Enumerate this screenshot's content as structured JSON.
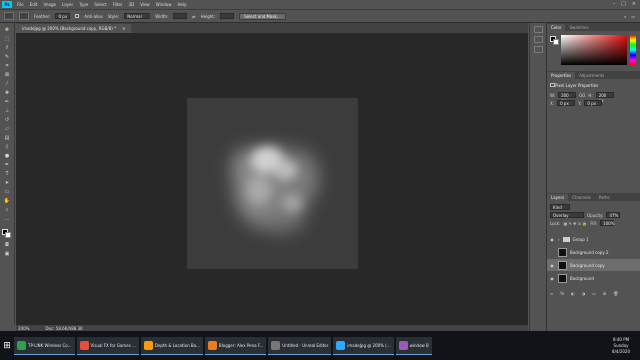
{
  "app": {
    "logo": "Ps"
  },
  "menu": [
    "File",
    "Edit",
    "Image",
    "Layer",
    "Type",
    "Select",
    "Filter",
    "3D",
    "View",
    "Window",
    "Help"
  ],
  "options": {
    "feather_label": "Feather:",
    "feather_value": "0 px",
    "antialias_label": "Anti-alias",
    "style_label": "Style:",
    "style_value": "Normal",
    "width_label": "Width:",
    "height_label": "Height:",
    "select_mask": "Select and Mask..."
  },
  "document_tab": {
    "title": "imadeJpg @ 200% (Background copy, RGB/8) *",
    "close": "×"
  },
  "status": {
    "zoom": "200%",
    "doc": "Doc: 58.6K/488.3K"
  },
  "panels": {
    "color_tabs": [
      "Color",
      "Swatches"
    ],
    "properties_tabs": [
      "Properties",
      "Adjustments"
    ],
    "properties_title": "Pixel Layer Properties",
    "props": {
      "w_label": "W:",
      "w_value": "200 px",
      "h_label": "H:",
      "h_value": "200 px",
      "go_label": "GO",
      "x_label": "X:",
      "x_value": "0 px",
      "y_label": "Y:",
      "y_value": "0 px"
    },
    "layers_tabs": [
      "Layers",
      "Channels",
      "Paths"
    ],
    "layers_kind": "Kind",
    "blend_mode": "Overlay",
    "opacity_label": "Opacity:",
    "opacity_value": "47%",
    "lock_label": "Lock:",
    "fill_label": "Fill:",
    "fill_value": "100%",
    "layers": [
      {
        "name": "Group 1",
        "type": "group",
        "visible": true,
        "selected": false
      },
      {
        "name": "Background copy 2",
        "type": "pixel",
        "visible": false,
        "selected": false
      },
      {
        "name": "Background copy",
        "type": "pixel",
        "visible": true,
        "selected": true
      },
      {
        "name": "Background",
        "type": "pixel",
        "visible": true,
        "selected": false
      }
    ]
  },
  "taskbar": {
    "items": [
      {
        "label": "TP-LINK Wireless Co...",
        "color": "#2ba24c"
      },
      {
        "label": "Visual FX for Games ...",
        "color": "#e74c3c"
      },
      {
        "label": "Depth & Location Ba...",
        "color": "#f39c12"
      },
      {
        "label": "Blogger: Alex Pena F...",
        "color": "#e67e22"
      },
      {
        "label": "Untitled - Unreal Editor",
        "color": "#777777"
      },
      {
        "label": "imadeJpg @ 200% (...",
        "color": "#31a8ff"
      },
      {
        "label": "window B",
        "color": "#9b59b6"
      }
    ],
    "time": "8:40 PM",
    "day": "Sunday",
    "date": "8/4/2020"
  }
}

Exercise prompt: All entries are to be retyped exactly. Omit any embedded images.

Result of the exercise:
Enumerate this screenshot's content as structured JSON.
{
  "app": {
    "logo": "Ps"
  },
  "menu": [
    "File",
    "Edit",
    "Image",
    "Layer",
    "Type",
    "Select",
    "Filter",
    "3D",
    "View",
    "Window",
    "Help"
  ],
  "options": {
    "feather_label": "Feather:",
    "feather_value": "0 px",
    "antialias_label": "Anti-alias",
    "style_label": "Style:",
    "style_value": "Normal",
    "width_label": "Width:",
    "height_label": "Height:",
    "select_mask": "Select and Mask..."
  },
  "document_tab": {
    "title": "imadeJpg @ 200% (Background copy, RGB/8) *",
    "close": "×"
  },
  "status": {
    "zoom": "200%",
    "doc": "Doc: 58.6K/488.3K"
  },
  "panels": {
    "color_tabs": [
      "Color",
      "Swatches"
    ],
    "properties_tabs": [
      "Properties",
      "Adjustments"
    ],
    "properties_title": "Pixel Layer Properties",
    "props": {
      "w_label": "W:",
      "w_value": "200 px",
      "h_label": "H:",
      "h_value": "200 px",
      "go_label": "GO",
      "x_label": "X:",
      "x_value": "0 px",
      "y_label": "Y:",
      "y_value": "0 px"
    },
    "layers_tabs": [
      "Layers",
      "Channels",
      "Paths"
    ],
    "layers_kind": "Kind",
    "blend_mode": "Overlay",
    "opacity_label": "Opacity:",
    "opacity_value": "47%",
    "lock_label": "Lock:",
    "fill_label": "Fill:",
    "fill_value": "100%",
    "layers": [
      {
        "name": "Group 1",
        "type": "group",
        "visible": true,
        "selected": false
      },
      {
        "name": "Background copy 2",
        "type": "pixel",
        "visible": false,
        "selected": false
      },
      {
        "name": "Background copy",
        "type": "pixel",
        "visible": true,
        "selected": true
      },
      {
        "name": "Background",
        "type": "pixel",
        "visible": true,
        "selected": false
      }
    ]
  },
  "taskbar": {
    "items": [
      {
        "label": "TP-LINK Wireless Co...",
        "color": "#2ba24c"
      },
      {
        "label": "Visual FX for Games ...",
        "color": "#e74c3c"
      },
      {
        "label": "Depth & Location Ba...",
        "color": "#f39c12"
      },
      {
        "label": "Blogger: Alex Pena F...",
        "color": "#e67e22"
      },
      {
        "label": "Untitled - Unreal Editor",
        "color": "#777777"
      },
      {
        "label": "imadeJpg @ 200% (...",
        "color": "#31a8ff"
      },
      {
        "label": "window B",
        "color": "#9b59b6"
      }
    ],
    "time": "8:40 PM",
    "day": "Sunday",
    "date": "8/4/2020"
  }
}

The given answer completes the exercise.